» OBJECTIVE: Go through the records and show each line where the word "JSON" occurs.

##### DATA EXCERPTS

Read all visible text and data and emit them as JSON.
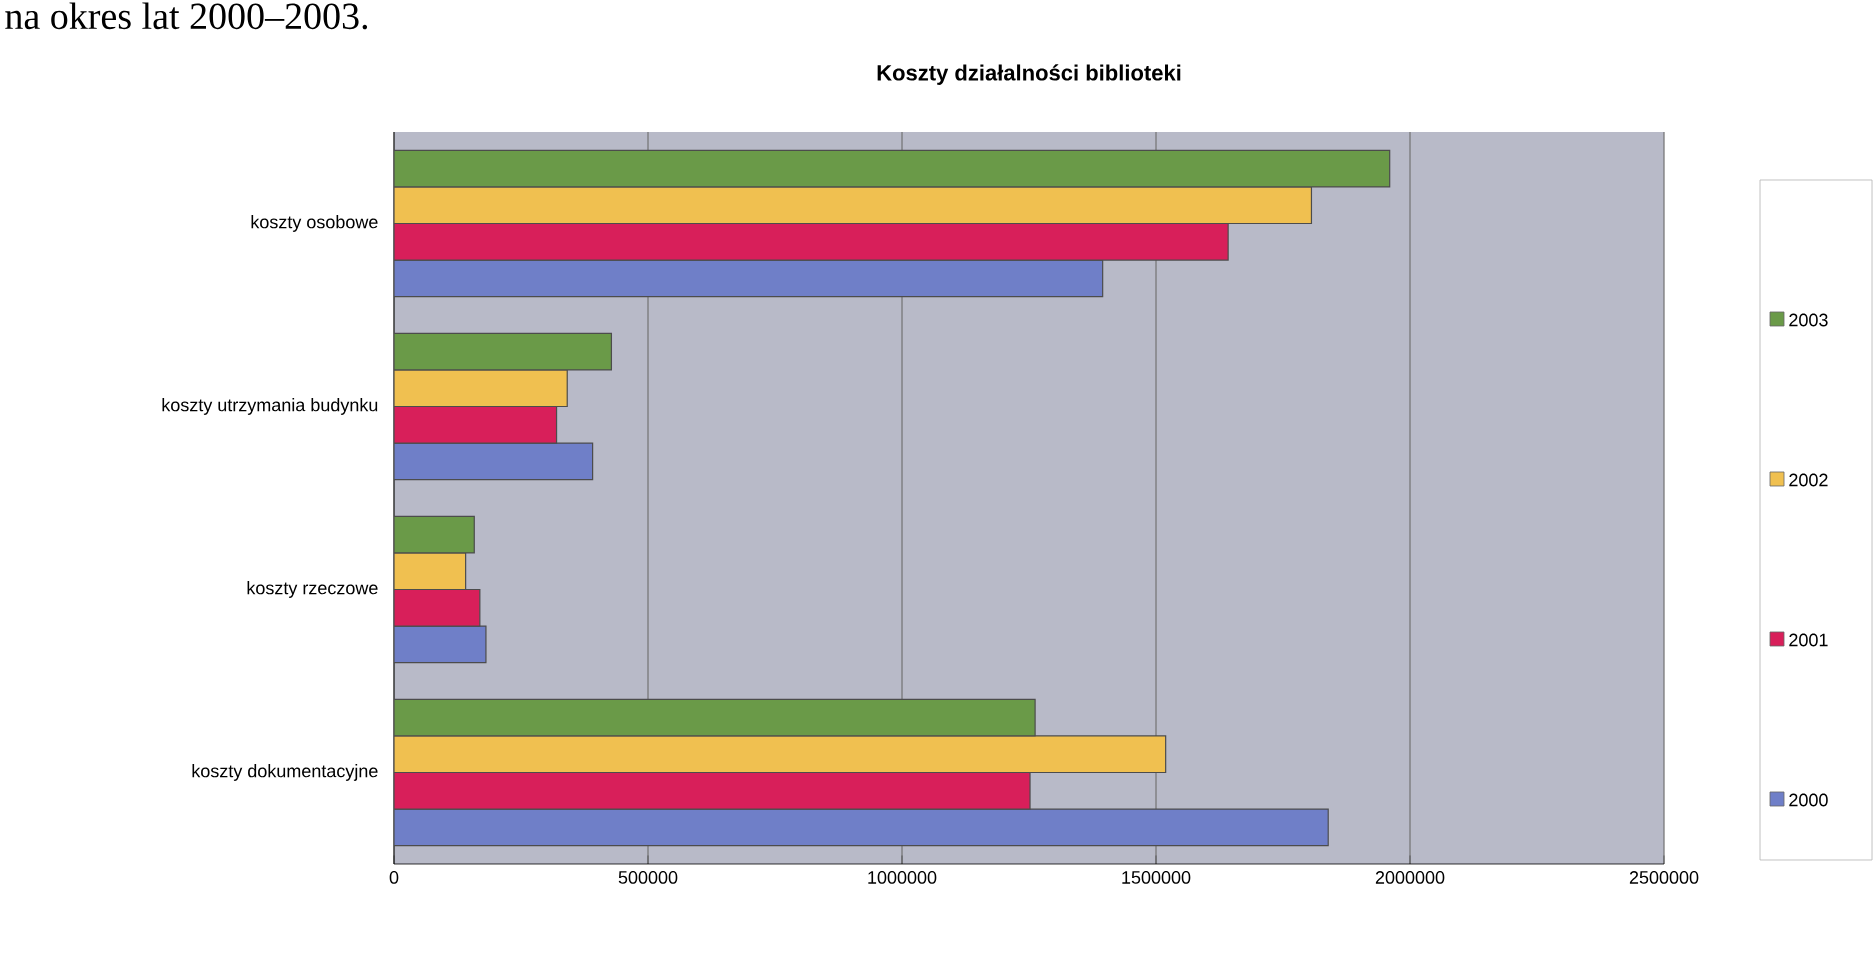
{
  "chart_data": {
    "type": "bar",
    "orientation": "horizontal",
    "title": "Koszty działalności biblioteki",
    "annotations": [
      "na okres lat 2000–2003."
    ],
    "categories": [
      "koszty osobowe",
      "koszty utrzymania budynku",
      "koszty rzeczowe",
      "koszty dokumentacyjne"
    ],
    "series": [
      {
        "name": "2000",
        "color": "#6f7fc8",
        "values": [
          1395000,
          391000,
          181000,
          1839000
        ]
      },
      {
        "name": "2001",
        "color": "#d81f5a",
        "values": [
          1642000,
          320000,
          169000,
          1252000
        ]
      },
      {
        "name": "2002",
        "color": "#f0c050",
        "values": [
          1806000,
          341000,
          141000,
          1519000
        ]
      },
      {
        "name": "2003",
        "color": "#6a9a48",
        "values": [
          1960000,
          428000,
          158000,
          1262000
        ]
      }
    ],
    "xlim": [
      0,
      2500000
    ],
    "xticks": [
      0,
      500000,
      1000000,
      1500000,
      2000000,
      2500000
    ],
    "grid": "x",
    "legend": "right"
  }
}
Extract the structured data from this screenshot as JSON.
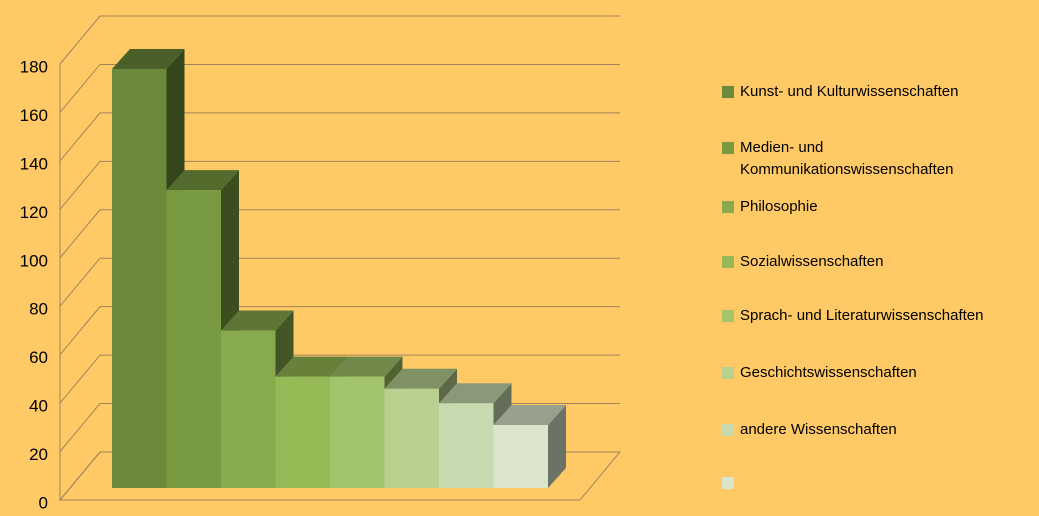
{
  "chart_data": {
    "type": "bar3d",
    "categories": [
      "Kunst- und Kulturwissenschaften",
      "Medien- und Kommunikationswissenschaften",
      "Philosophie",
      "Sozialwissenschaften",
      "Sprach- und Literaturwissenschaften",
      "Geschichtswissenschaften",
      "andere Wissenschaften",
      null
    ],
    "values": [
      173,
      123,
      65,
      46,
      46,
      41,
      35,
      26
    ],
    "colors": [
      "#6b8a3a",
      "#789a40",
      "#86aa4c",
      "#94b955",
      "#a2c46a",
      "#b8d090",
      "#c8dbb0",
      "#dbe5cc"
    ],
    "ylim": [
      0,
      180
    ],
    "yticks": [
      0,
      20,
      40,
      60,
      80,
      100,
      120,
      140,
      160,
      180
    ],
    "grid": true,
    "legend": "right"
  }
}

##########

» FINAL RESULT:
Read all visible text and data and emit them as JSON.
Extract the structured data from this screenshot as JSON.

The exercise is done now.